───── TEKST DO PRZECZYTANIA

Dzięki wszystkim za miłe słowa!
Cóż do „właściwych” samochodów przekonałem się stosunkowo niedawno. Jeździłem różnymi autkami, ale albo byłem ślepy* i nie widziałem, co dobre albo z uwagi na to, że jestem „aerodynamicznie wydajniejszy”**

- często wybierałem plastykowe kabriolety, ale w chłodnie dni czułem się w nich z kolei czasami jak „pełnowartościowy członek społeczności jednak z dysfunkcją reprodukcji”***.
Ponieważ jednak od ostatniego fajnego, (ale niestety bez AC) autka uwolnił mnie jeden taki „wtórny dystrybutor Produktu Krajowego Brutto”****
![[zlosnik]](./images/smilies/zlosnik.gif)
- zmuszony zostałem do zakupu czegoś tańszego. I tu mój wybór padł na Mercedesa W123 300D.
Co do mojego autka – cóż jest to po prostu klasyczny Mercedes,

jakich wiele w naszym kraju spotkać można (np na Allegro).

Opisać go można w skrócie tak:
Ospoilerowany, bezwypadkowy, w dobrym stanie. Kupiony po pierwszym właścicielu - kobiecie rzecz jasna i do tego, co tylko w niedziele do kościoła jeździła. Lakier metalik matowany szmerglem, szyby przyciemniane sprayem do pielęgnacji obuwia z nubuku, chromowana krata wlotu powietrza i końcówka rury wydechowej.

──────────
───── WYCINEK DANYCH

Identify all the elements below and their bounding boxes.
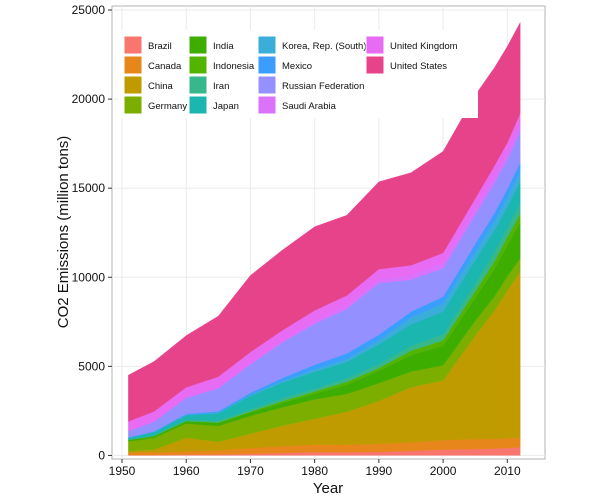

──────────
───── WYCINEK DANYCH

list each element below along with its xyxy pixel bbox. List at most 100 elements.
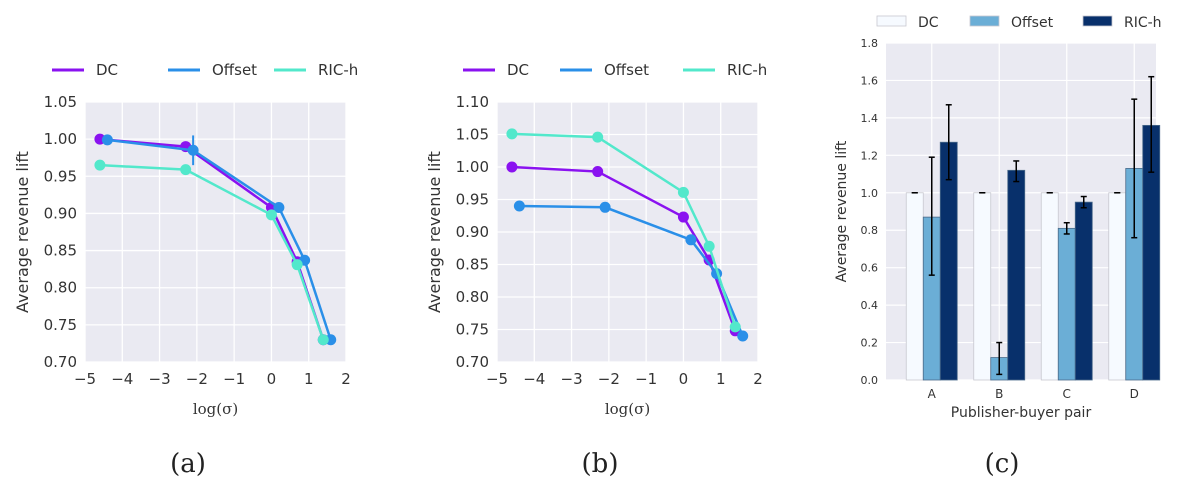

──────────

Czy powtórzysz słowo w słowo z wpisu o Mercedesie W123 wszystko od „Ponieważ jednak od” w dół aż do „końcówka rury wydechowej.”?

Ponieważ jednak od ostatniego fajnego, (ale niestety bez AC) autka uwolnił mnie jeden taki „wtórny dystrybutor Produktu Krajowego Brutto”****
![[zlosnik]](./images/smilies/zlosnik.gif)
- zmuszony zostałem do zakupu czegoś tańszego. I tu mój wybór padł na Mercedesa W123 300D.
Co do mojego autka – cóż jest to po prostu klasyczny Mercedes,

jakich wiele w naszym kraju spotkać można (np na Allegro).

Opisać go można w skrócie tak:
Ospoilerowany, bezwypadkowy, w dobrym stanie. Kupiony po pierwszym właścicielu - kobiecie rzecz jasna i do tego, co tylko w niedziele do kościoła jeździła. Lakier metalik matowany szmerglem, szyby przyciemniane sprayem do pielęgnacji obuwia z nubuku, chromowana krata wlotu powietrza i końcówka rury wydechowej.